Work instructions: Report how many lines below contain the word "color", and give only that number.

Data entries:

━━━━━━━━━━━━━━━━━━━━━━━━━━━━━━

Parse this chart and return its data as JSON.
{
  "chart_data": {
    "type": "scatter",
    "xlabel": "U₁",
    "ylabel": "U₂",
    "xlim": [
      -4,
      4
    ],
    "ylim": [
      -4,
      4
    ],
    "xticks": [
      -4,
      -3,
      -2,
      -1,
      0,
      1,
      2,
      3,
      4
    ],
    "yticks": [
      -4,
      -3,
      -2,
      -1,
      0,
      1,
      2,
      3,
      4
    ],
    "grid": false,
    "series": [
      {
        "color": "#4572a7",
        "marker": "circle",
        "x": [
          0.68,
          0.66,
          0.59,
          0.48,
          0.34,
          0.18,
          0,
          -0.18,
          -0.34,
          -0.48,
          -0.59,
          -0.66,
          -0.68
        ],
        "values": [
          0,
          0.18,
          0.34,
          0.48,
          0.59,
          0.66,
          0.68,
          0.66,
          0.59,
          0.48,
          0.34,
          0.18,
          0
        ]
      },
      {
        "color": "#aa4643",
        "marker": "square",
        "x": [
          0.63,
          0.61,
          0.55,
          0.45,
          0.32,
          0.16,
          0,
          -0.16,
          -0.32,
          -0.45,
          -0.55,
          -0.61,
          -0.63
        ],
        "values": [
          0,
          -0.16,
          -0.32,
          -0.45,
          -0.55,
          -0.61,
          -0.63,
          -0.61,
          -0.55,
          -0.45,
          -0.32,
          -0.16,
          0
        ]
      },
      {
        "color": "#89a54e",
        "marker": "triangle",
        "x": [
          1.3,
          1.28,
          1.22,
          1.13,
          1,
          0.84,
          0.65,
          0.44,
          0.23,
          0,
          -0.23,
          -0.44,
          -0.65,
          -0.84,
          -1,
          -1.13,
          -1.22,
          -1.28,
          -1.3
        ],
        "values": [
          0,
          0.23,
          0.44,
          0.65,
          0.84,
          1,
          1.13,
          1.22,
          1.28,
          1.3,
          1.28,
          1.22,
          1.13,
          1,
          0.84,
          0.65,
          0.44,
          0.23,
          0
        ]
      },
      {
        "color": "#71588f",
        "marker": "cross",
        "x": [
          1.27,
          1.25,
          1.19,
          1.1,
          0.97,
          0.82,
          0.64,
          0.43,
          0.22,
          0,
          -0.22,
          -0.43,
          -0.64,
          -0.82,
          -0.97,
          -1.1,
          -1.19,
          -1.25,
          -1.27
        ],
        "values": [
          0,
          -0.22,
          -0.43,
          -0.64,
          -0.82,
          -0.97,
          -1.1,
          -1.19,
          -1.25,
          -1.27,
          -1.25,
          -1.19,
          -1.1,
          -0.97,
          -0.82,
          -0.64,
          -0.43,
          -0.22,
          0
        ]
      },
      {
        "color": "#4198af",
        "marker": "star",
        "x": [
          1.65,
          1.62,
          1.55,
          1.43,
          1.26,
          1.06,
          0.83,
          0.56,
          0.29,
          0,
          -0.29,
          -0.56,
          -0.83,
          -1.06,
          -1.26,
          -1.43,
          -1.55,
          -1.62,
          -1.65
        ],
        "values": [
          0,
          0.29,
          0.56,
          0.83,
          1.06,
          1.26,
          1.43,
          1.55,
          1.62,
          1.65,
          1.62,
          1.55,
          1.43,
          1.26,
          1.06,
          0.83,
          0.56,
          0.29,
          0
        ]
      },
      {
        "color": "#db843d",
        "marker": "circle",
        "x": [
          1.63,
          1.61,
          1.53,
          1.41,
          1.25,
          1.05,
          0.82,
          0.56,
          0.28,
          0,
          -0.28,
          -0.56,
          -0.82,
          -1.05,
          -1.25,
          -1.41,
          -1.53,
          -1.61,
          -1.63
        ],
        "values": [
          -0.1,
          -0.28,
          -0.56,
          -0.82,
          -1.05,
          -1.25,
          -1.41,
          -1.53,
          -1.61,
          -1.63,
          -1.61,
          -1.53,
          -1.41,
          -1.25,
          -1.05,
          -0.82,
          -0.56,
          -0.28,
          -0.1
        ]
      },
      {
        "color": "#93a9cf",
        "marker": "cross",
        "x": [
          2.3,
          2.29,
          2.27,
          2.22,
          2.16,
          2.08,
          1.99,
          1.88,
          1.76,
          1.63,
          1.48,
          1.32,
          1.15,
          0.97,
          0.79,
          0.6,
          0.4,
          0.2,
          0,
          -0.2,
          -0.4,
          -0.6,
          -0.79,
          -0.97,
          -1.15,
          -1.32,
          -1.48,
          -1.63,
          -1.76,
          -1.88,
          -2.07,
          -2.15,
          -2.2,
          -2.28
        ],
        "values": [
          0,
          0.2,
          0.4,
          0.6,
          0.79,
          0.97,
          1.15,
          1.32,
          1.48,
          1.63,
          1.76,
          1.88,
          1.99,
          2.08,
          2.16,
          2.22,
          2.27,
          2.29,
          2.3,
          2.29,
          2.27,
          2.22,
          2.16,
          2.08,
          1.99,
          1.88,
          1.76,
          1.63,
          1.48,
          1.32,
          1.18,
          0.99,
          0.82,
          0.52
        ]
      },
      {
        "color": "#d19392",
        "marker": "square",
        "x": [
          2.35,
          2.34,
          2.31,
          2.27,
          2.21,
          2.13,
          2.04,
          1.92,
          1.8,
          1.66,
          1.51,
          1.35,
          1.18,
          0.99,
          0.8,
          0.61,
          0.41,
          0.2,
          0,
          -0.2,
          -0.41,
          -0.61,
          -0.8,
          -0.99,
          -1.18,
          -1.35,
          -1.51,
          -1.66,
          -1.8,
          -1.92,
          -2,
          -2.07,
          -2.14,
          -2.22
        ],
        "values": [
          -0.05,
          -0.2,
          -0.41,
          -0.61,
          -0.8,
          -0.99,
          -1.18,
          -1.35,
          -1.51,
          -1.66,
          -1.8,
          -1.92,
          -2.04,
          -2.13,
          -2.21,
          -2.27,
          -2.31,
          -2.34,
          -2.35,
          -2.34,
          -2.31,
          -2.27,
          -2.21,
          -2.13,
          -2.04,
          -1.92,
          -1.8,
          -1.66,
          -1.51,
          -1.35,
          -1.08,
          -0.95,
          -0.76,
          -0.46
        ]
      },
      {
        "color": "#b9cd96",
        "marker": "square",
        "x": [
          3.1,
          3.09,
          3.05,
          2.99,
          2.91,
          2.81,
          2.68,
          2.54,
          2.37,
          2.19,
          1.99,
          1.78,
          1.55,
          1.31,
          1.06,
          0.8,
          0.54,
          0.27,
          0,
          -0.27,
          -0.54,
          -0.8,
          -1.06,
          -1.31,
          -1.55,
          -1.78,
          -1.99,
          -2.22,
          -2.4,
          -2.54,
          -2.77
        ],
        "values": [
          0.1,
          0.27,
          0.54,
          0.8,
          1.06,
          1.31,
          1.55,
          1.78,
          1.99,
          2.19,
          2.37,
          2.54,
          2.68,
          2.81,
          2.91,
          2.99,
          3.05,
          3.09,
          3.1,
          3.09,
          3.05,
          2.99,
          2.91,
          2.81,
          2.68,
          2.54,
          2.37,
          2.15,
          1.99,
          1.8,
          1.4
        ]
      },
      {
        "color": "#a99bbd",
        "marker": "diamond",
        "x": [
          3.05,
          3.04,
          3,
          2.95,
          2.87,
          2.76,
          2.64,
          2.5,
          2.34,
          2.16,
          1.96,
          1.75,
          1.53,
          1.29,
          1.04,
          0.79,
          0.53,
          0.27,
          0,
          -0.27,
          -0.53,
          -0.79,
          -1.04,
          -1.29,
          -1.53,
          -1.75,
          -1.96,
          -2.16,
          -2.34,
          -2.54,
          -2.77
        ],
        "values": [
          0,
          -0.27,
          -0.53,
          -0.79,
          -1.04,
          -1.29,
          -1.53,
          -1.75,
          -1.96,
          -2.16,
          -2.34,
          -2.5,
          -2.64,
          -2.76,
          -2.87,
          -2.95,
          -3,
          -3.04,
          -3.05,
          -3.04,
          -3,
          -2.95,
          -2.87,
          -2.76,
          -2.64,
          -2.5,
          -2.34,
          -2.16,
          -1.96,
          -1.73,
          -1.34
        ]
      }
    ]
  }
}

━━━━━━━━━━━━━━━━━━━━━━━━━━━━━━

Answer: 10